_Goal of the exercise_
Below are some records. Pull every line that contains the word "akcii".
+===+
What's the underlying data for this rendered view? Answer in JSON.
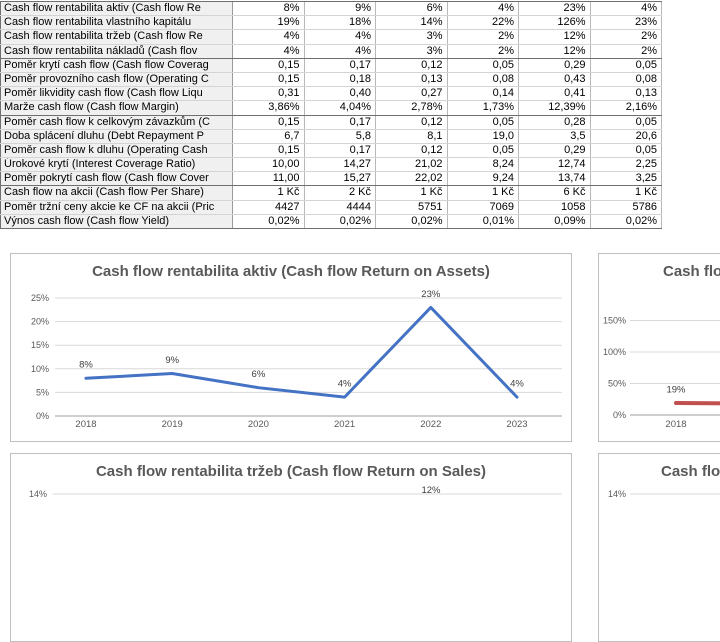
{
  "table": {
    "rows": [
      {
        "label": "Cash flow rentabilita aktiv (Cash flow Re",
        "values": [
          "8%",
          "9%",
          "6%",
          "4%",
          "23%",
          "4%"
        ]
      },
      {
        "label": "Cash flow rentabilita vlastního kapitálu",
        "values": [
          "19%",
          "18%",
          "14%",
          "22%",
          "126%",
          "23%"
        ]
      },
      {
        "label": "Cash flow rentabilita tržeb (Cash flow Re",
        "values": [
          "4%",
          "4%",
          "3%",
          "2%",
          "12%",
          "2%"
        ]
      },
      {
        "label": "Cash flow rentabilita nákladů (Cash flov",
        "values": [
          "4%",
          "4%",
          "3%",
          "2%",
          "12%",
          "2%"
        ]
      },
      {
        "label": "Poměr krytí cash flow (Cash flow Coverag",
        "values": [
          "0,15",
          "0,17",
          "0,12",
          "0,05",
          "0,29",
          "0,05"
        ]
      },
      {
        "label": "Poměr provozního cash flow (Operating C",
        "values": [
          "0,15",
          "0,18",
          "0,13",
          "0,08",
          "0,43",
          "0,08"
        ]
      },
      {
        "label": "Poměr likvidity cash flow (Cash flow Liqu",
        "values": [
          "0,31",
          "0,40",
          "0,27",
          "0,14",
          "0,41",
          "0,13"
        ]
      },
      {
        "label": "Marže cash flow (Cash flow Margin)",
        "values": [
          "3,86%",
          "4,04%",
          "2,78%",
          "1,73%",
          "12,39%",
          "2,16%"
        ]
      },
      {
        "label": "Poměr cash flow k celkovým závazkům (C",
        "values": [
          "0,15",
          "0,17",
          "0,12",
          "0,05",
          "0,28",
          "0,05"
        ]
      },
      {
        "label": "Doba splácení dluhu (Debt Repayment P",
        "values": [
          "6,7",
          "5,8",
          "8,1",
          "19,0",
          "3,5",
          "20,6"
        ]
      },
      {
        "label": "Poměr cash flow k dluhu (Operating Cash",
        "values": [
          "0,15",
          "0,17",
          "0,12",
          "0,05",
          "0,29",
          "0,05"
        ]
      },
      {
        "label": "Úrokové krytí (Interest Coverage Ratio)",
        "values": [
          "10,00",
          "14,27",
          "21,02",
          "8,24",
          "12,74",
          "2,25"
        ]
      },
      {
        "label": "Poměr pokrytí cash flow (Cash flow Cover",
        "values": [
          "11,00",
          "15,27",
          "22,02",
          "9,24",
          "13,74",
          "3,25"
        ]
      },
      {
        "label": "Cash flow na akcii (Cash flow Per Share)",
        "values": [
          "1 Kč",
          "2 Kč",
          "1 Kč",
          "1 Kč",
          "6 Kč",
          "1 Kč"
        ]
      },
      {
        "label": "Poměr tržní ceny akcie ke CF na akcii (Pric",
        "values": [
          "4427",
          "4444",
          "5751",
          "7069",
          "1058",
          "5786"
        ]
      },
      {
        "label": "Výnos cash flow (Cash flow Yield)",
        "values": [
          "0,02%",
          "0,02%",
          "0,02%",
          "0,01%",
          "0,09%",
          "0,02%"
        ]
      }
    ],
    "group_end_rows": [
      3,
      7,
      12,
      15
    ]
  },
  "chart_data": [
    {
      "id": "roa",
      "type": "line",
      "title": "Cash flow rentabilita aktiv (Cash flow Return on Assets)",
      "categories": [
        "2018",
        "2019",
        "2020",
        "2021",
        "2022",
        "2023"
      ],
      "values": [
        8,
        9,
        6,
        4,
        23,
        4
      ],
      "data_labels": [
        "8%",
        "9%",
        "6%",
        "4%",
        "23%",
        "4%"
      ],
      "yticks": [
        "0%",
        "5%",
        "10%",
        "15%",
        "20%",
        "25%"
      ],
      "ytick_step": 5,
      "ylim": [
        0,
        25
      ],
      "grid": true,
      "legend": "none",
      "line_color": "#4472C4"
    },
    {
      "id": "roe",
      "type": "line",
      "title_visible": "Cash flo",
      "categories_visible": [
        "2018"
      ],
      "values_visible": [
        19,
        18
      ],
      "data_labels_visible": [
        "19%"
      ],
      "yticks": [
        "0%",
        "50%",
        "100%",
        "150%"
      ],
      "ytick_step": 50,
      "ylim": [
        0,
        150
      ],
      "grid": true,
      "legend": "none",
      "line_color": "#C0504D",
      "clipped_right": true
    },
    {
      "id": "ros",
      "type": "line",
      "title": "Cash flow rentabilita tržeb (Cash flow Return on Sales)",
      "yticks_visible": [
        "14%"
      ],
      "data_labels_visible": [
        "12%"
      ],
      "grid": true,
      "legend": "none",
      "clipped_bottom": true
    },
    {
      "id": "roc",
      "type": "line",
      "title_visible": "Cash flo",
      "yticks_visible": [
        "14%"
      ],
      "grid": true,
      "legend": "none",
      "clipped_right": true,
      "clipped_bottom": true
    }
  ],
  "colors": {
    "accent_blue": "#4472C4",
    "accent_red": "#C0504D",
    "chart_text": "#595959",
    "data_label_text": "#404040",
    "gridline": "#D9D9D9",
    "axis_line": "#9c9c9c"
  }
}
+===+
_Problem solution_
        "label": "Cash flow na akcii (Cash flow Per Share)",
        "label": "Poměr tržní ceny akcie ke CF na akcii (Pric",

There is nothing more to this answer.